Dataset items
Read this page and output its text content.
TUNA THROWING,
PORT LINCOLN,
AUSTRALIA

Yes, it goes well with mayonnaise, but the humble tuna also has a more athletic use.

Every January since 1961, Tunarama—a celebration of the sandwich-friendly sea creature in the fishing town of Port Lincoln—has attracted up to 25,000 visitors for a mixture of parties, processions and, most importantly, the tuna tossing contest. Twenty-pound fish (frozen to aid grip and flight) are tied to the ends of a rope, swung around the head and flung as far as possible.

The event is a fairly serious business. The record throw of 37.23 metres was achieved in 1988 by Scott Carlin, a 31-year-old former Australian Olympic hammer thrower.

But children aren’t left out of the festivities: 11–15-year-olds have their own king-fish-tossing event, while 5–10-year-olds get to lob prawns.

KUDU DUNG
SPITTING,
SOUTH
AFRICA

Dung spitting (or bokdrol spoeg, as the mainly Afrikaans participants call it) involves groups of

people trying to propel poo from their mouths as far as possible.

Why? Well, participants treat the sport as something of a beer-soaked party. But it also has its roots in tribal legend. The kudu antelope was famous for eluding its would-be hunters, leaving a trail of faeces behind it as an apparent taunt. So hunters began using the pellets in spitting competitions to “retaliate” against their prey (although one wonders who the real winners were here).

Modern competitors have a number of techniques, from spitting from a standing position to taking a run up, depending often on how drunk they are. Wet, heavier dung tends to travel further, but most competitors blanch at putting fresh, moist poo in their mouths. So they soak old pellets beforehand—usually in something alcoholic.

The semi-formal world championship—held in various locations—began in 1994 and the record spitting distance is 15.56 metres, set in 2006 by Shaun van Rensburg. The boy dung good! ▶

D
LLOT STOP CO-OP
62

### [Direction]
In the entries above, find every line with the word "year" and list it.

### [Final result]
The event is a fairly serious business. The record throw of 37.23 metres was achieved in 1988 by Scott Carlin, a 31-year-old former Australian Olympic hammer thrower.
But children aren’t left out of the festivities: 11–15-year-olds have their own king-fish-tossing event, while 5–10-year-olds get to lob prawns.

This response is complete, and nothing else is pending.